===== THE RECORDS

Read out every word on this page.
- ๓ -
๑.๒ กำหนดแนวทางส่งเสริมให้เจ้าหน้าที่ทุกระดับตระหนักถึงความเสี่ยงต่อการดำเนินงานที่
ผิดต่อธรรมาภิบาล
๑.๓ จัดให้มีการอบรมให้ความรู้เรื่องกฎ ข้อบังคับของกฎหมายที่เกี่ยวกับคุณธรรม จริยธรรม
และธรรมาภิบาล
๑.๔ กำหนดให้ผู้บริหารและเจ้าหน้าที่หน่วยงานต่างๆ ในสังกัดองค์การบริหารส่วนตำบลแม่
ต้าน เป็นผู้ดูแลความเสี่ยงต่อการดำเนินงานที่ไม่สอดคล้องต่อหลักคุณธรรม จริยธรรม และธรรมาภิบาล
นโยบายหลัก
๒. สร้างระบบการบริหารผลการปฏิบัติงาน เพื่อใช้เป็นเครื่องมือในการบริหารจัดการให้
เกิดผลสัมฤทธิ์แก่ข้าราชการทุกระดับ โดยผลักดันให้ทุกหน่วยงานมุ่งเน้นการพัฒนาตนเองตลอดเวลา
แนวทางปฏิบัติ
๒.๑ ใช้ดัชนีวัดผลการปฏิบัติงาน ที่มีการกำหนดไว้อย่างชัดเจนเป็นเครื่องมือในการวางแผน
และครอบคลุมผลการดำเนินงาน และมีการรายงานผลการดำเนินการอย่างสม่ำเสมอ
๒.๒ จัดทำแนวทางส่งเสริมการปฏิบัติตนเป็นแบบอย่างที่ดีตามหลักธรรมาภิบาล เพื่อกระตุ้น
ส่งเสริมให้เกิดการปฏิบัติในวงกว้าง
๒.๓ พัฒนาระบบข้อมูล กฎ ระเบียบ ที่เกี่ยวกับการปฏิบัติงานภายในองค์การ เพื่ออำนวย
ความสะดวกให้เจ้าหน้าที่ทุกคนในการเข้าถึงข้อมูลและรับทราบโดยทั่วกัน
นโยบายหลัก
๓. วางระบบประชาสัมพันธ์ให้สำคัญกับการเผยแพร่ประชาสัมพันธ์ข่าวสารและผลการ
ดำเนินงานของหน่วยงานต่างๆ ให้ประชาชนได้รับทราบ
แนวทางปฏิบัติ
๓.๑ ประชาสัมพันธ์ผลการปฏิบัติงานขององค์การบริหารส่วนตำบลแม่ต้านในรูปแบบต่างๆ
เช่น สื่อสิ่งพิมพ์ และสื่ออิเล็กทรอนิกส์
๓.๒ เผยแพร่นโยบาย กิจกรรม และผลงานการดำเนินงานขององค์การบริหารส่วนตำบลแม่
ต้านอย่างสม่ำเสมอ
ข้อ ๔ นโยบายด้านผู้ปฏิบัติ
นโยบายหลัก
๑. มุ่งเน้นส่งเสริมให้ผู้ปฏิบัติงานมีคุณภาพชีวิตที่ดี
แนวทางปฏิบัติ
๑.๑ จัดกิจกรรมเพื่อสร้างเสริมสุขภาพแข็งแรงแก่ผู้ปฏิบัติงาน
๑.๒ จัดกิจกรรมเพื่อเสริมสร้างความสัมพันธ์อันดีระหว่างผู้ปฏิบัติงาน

==========

### WHAT YOU WILL DO:
Identify the lines of the data that contain the word "กระด". Copy each of them.

### SOLUTION TO THIS PROBLEM:
๑.๒ กำหนดแนวทางส่งเสริมให้เจ้าหน้าที่ทุกระดับตระหนักถึงความเสี่ยงต่อการดำเนินงานที่
เกิดผลสัมฤทธิ์แก่ข้าราชการทุกระดับ โดยผลักดันให้ทุกหน่วยงานมุ่งเน้นการพัฒนาตนเองตลอดเวลา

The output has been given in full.